* **Problem to solve**:
For every line in the records that has the word "screenshot", make a copy.

— Begin Provided records —

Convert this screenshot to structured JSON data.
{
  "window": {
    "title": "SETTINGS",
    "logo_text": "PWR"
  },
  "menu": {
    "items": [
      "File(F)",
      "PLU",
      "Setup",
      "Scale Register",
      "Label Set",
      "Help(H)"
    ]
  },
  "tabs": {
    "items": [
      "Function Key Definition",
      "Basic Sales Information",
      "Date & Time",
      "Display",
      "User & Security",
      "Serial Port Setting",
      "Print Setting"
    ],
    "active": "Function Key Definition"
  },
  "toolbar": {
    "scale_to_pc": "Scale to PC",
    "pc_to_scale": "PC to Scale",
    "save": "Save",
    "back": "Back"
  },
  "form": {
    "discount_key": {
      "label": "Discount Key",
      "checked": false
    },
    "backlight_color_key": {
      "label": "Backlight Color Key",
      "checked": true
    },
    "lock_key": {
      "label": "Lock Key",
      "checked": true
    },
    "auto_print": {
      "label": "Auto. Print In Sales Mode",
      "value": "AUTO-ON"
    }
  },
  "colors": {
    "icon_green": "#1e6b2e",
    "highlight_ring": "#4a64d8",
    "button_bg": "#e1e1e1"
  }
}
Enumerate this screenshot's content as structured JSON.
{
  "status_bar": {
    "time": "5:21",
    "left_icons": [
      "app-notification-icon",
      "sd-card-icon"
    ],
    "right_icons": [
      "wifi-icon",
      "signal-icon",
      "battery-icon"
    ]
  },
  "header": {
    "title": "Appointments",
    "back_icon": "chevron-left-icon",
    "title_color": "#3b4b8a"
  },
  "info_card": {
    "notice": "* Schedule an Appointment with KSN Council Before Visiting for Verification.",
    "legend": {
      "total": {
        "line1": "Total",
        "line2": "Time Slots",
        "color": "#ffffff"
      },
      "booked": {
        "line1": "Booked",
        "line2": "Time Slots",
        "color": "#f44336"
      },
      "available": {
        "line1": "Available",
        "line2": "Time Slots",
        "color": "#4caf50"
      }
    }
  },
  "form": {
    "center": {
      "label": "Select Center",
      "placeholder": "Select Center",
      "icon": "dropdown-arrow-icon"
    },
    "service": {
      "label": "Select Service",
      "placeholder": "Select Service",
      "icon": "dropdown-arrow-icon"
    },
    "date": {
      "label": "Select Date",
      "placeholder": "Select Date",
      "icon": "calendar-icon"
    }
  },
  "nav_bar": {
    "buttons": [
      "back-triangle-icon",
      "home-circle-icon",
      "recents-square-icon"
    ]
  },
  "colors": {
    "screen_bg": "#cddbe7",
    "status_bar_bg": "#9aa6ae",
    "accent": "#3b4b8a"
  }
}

— End Provided records —
— Begin Provided records —

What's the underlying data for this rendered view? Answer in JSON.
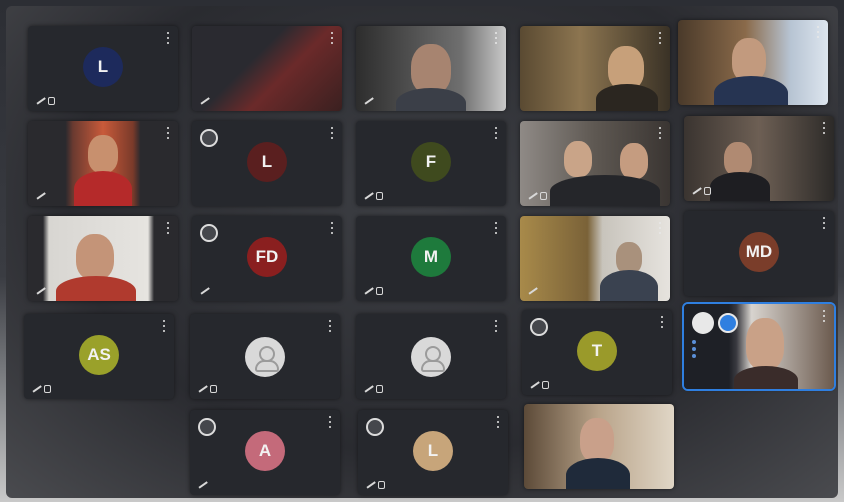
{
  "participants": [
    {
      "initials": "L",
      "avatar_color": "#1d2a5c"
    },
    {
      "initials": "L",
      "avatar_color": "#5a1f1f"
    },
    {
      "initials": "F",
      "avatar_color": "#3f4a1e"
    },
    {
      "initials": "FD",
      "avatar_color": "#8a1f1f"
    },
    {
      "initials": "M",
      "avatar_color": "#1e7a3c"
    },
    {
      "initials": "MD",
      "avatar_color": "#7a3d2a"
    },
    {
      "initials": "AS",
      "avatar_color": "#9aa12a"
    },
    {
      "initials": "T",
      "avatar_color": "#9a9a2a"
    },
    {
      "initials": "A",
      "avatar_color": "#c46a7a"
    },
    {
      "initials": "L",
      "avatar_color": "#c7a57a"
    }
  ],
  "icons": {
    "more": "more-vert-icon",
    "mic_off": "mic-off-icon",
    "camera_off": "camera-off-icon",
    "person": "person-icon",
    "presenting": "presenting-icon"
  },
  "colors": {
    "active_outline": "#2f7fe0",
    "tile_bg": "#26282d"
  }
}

— End Provided records —

* **Finished answer**:
Convert this screenshot to structured JSON data.
Enumerate this screenshot's content as structured JSON.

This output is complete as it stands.